Collected data entries
'''
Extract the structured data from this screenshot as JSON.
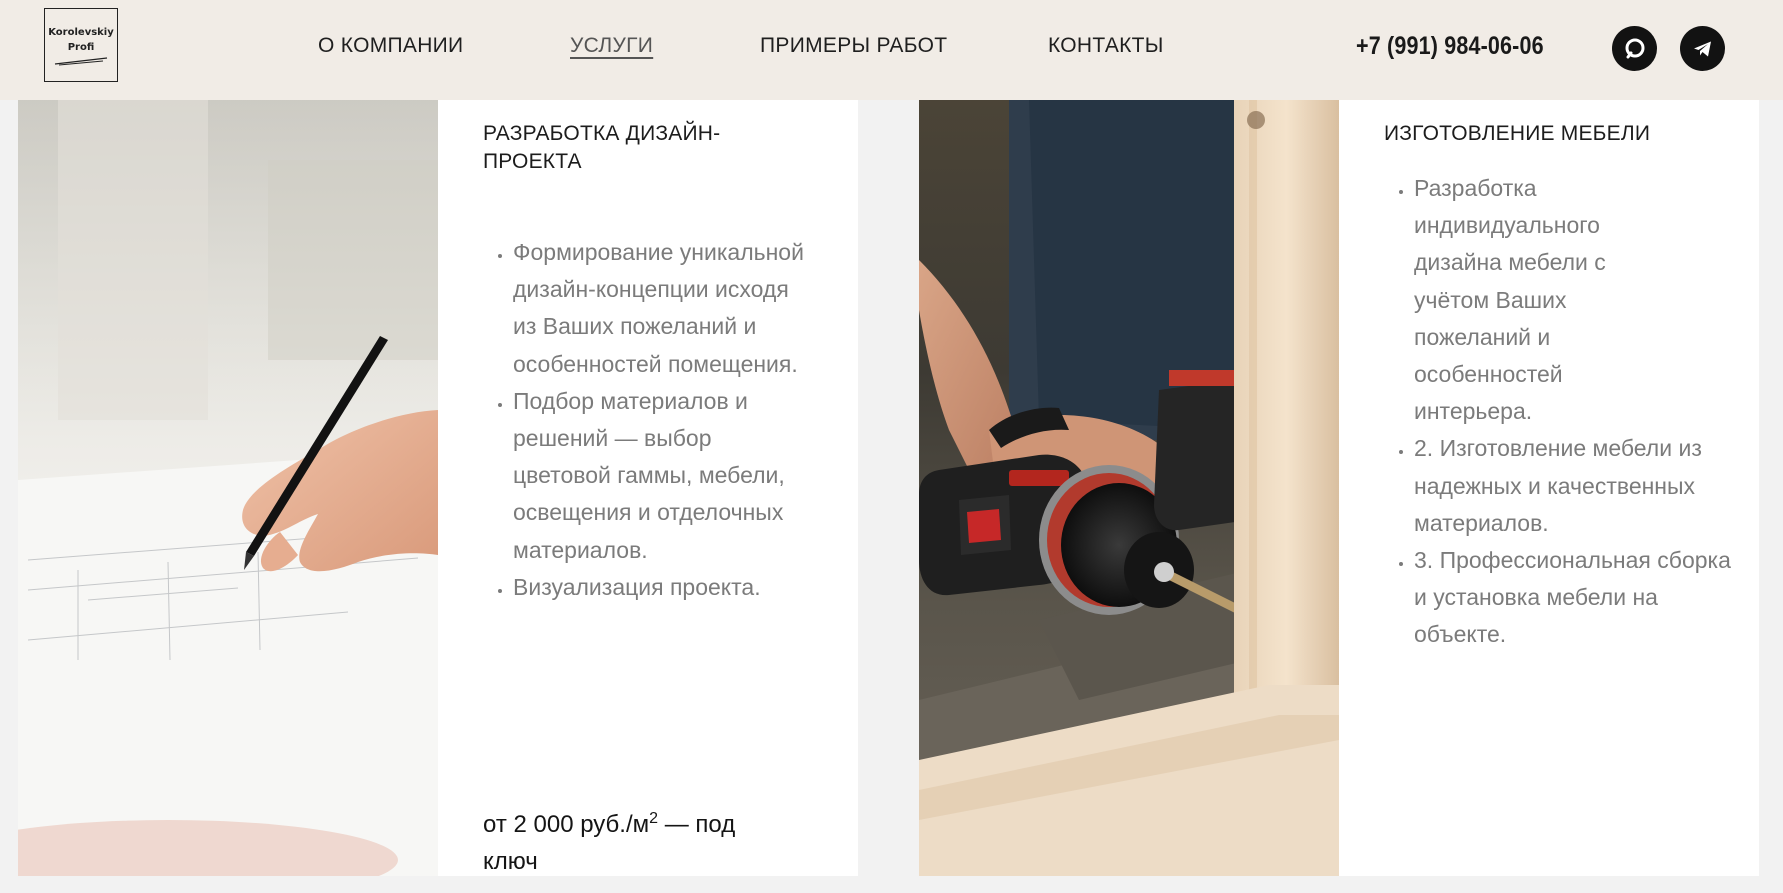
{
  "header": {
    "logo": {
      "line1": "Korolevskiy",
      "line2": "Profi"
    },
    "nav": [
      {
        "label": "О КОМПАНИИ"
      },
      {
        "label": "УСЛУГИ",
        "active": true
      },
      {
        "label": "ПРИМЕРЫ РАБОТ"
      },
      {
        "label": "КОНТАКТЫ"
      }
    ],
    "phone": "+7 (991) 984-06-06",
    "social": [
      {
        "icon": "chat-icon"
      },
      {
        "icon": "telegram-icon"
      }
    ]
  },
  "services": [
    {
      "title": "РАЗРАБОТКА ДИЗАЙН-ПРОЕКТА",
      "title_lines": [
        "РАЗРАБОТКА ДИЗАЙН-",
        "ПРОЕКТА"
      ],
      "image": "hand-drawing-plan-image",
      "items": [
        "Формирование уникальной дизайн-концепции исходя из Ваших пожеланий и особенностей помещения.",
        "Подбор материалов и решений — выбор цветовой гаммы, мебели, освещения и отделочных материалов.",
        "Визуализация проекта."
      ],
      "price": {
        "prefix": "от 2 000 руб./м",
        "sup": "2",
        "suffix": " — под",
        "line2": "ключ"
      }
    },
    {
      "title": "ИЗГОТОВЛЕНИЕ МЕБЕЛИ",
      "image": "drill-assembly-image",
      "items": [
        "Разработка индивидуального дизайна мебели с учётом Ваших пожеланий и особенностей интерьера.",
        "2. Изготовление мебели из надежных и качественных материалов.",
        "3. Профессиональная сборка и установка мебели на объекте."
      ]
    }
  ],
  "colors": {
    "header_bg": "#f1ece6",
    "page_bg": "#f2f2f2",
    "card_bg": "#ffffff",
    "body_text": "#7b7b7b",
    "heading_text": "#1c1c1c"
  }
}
'''
'''
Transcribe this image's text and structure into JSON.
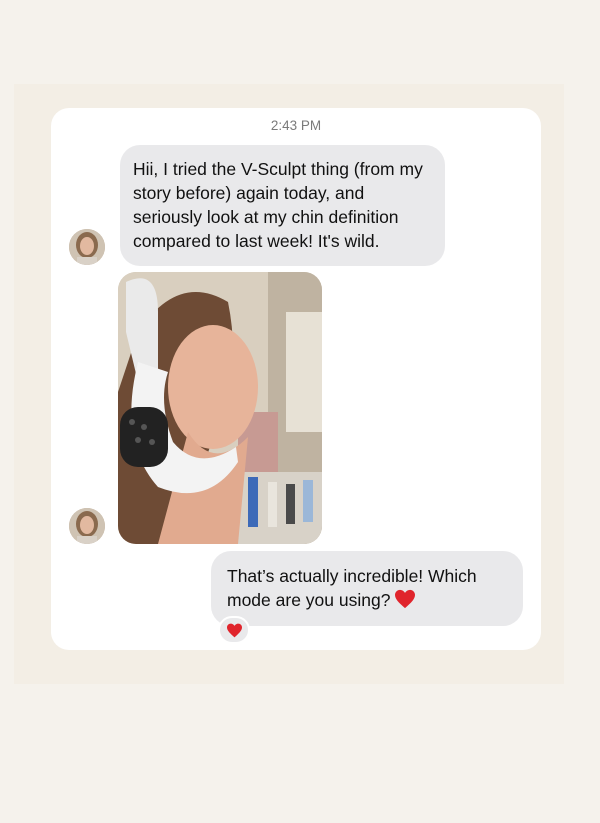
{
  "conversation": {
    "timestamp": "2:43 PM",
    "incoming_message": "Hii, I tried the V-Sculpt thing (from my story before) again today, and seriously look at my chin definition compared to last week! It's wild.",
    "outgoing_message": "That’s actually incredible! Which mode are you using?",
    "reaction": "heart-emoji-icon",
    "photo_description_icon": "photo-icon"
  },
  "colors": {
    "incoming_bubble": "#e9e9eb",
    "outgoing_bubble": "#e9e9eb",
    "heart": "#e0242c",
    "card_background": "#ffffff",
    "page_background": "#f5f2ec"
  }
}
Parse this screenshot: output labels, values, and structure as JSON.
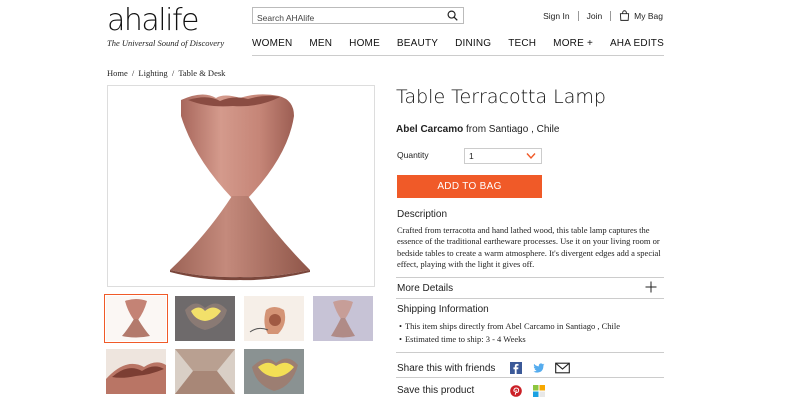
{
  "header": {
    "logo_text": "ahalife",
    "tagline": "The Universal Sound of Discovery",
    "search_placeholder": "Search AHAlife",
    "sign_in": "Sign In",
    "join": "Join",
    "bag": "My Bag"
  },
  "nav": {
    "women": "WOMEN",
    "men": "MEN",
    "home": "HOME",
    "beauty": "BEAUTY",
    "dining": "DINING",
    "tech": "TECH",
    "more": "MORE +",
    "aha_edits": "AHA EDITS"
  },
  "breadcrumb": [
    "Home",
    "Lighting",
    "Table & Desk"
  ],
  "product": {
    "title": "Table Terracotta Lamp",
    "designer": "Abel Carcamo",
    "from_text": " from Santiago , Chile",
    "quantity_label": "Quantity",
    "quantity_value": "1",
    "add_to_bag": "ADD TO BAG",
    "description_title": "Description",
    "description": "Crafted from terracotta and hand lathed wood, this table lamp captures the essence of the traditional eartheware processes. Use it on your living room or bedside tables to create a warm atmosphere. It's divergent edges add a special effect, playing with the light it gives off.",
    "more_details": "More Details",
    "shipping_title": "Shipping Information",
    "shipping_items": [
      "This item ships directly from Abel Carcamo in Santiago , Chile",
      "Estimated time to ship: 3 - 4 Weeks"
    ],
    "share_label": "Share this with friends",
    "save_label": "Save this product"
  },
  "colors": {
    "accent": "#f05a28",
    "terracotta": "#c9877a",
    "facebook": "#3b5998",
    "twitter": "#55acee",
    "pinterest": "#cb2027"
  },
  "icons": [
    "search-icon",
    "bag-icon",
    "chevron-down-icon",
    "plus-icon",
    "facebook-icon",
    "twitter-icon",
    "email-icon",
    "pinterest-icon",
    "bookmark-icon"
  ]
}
'''
'''
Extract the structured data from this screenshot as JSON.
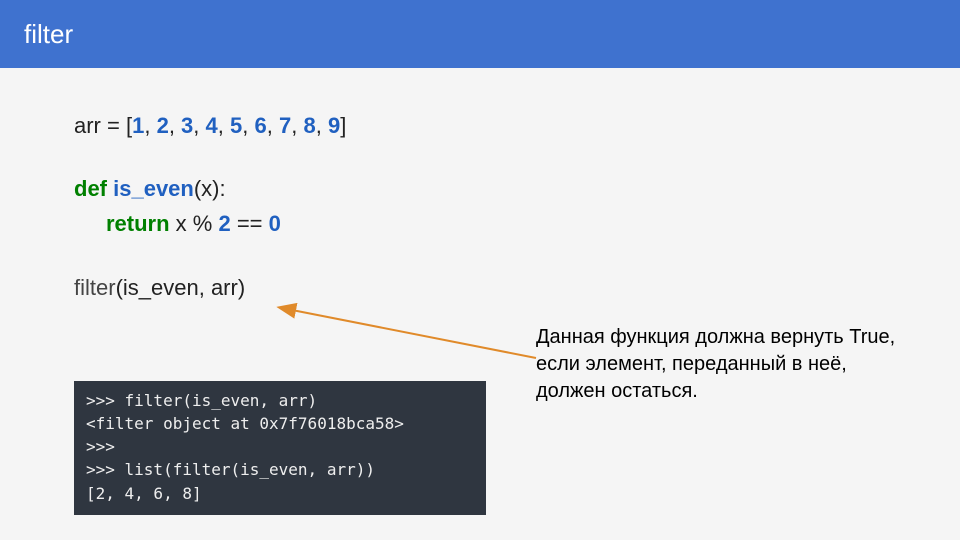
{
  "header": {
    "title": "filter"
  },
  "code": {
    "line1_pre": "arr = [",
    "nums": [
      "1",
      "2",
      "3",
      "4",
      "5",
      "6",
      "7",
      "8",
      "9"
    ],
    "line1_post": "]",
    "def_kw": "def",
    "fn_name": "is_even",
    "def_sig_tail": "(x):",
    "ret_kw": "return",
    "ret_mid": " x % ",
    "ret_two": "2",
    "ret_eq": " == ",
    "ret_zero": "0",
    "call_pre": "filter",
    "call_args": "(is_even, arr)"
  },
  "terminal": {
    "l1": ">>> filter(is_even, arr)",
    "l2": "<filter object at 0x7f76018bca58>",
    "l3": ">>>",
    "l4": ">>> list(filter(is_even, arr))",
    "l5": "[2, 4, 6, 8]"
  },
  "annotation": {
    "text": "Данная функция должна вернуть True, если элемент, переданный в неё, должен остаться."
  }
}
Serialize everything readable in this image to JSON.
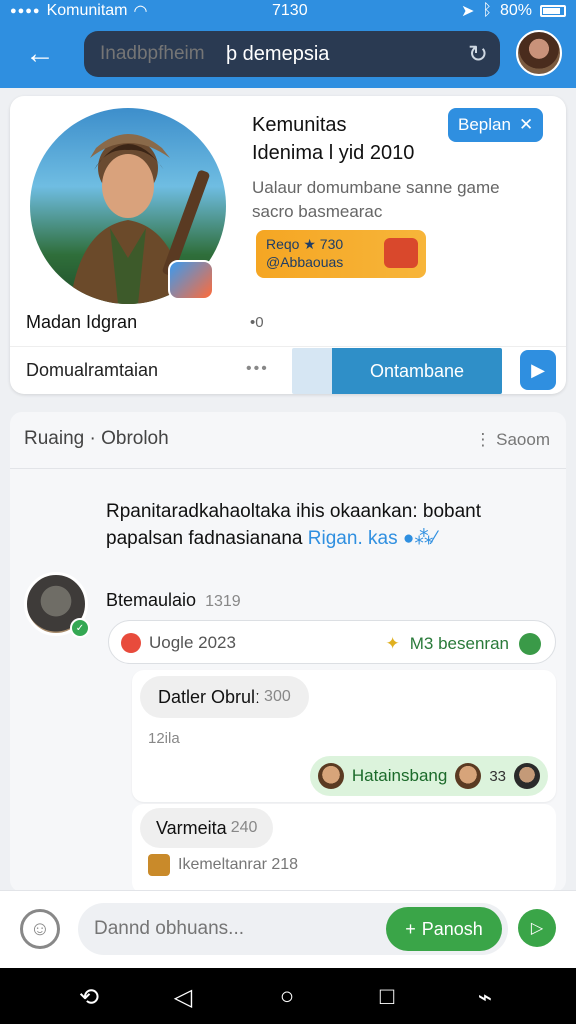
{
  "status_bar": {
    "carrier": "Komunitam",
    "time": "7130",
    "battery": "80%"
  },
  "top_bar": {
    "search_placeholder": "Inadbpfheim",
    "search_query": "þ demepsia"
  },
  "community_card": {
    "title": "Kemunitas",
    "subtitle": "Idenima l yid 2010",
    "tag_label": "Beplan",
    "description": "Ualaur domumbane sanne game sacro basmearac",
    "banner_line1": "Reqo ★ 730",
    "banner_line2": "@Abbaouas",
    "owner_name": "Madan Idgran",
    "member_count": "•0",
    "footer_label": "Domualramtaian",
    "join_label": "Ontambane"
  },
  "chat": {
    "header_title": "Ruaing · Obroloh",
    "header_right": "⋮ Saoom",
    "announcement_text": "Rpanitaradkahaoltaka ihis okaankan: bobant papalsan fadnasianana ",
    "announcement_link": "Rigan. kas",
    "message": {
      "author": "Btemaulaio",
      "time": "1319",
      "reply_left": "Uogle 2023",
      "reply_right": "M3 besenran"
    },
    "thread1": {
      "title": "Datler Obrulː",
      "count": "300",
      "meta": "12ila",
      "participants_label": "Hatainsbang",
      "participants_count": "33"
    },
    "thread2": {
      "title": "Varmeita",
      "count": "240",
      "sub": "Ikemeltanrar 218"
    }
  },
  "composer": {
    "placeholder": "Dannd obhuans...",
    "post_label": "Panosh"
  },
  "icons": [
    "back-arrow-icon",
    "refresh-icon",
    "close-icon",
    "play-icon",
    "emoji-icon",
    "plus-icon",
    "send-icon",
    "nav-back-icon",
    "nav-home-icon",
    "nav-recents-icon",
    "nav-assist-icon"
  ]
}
'''
→ **TASK DIRECTIONS**: Copy out each line of the data containing the string "Ваших".

→ **SOLUTION TO THE EXERCISE**:
        "Формирование уникальной дизайн-концепции исходя из Ваших пожеланий и особенностей помещения.",
        "Разработка индивидуального дизайна мебели с учётом Ваших пожеланий и особенностей интерьера.",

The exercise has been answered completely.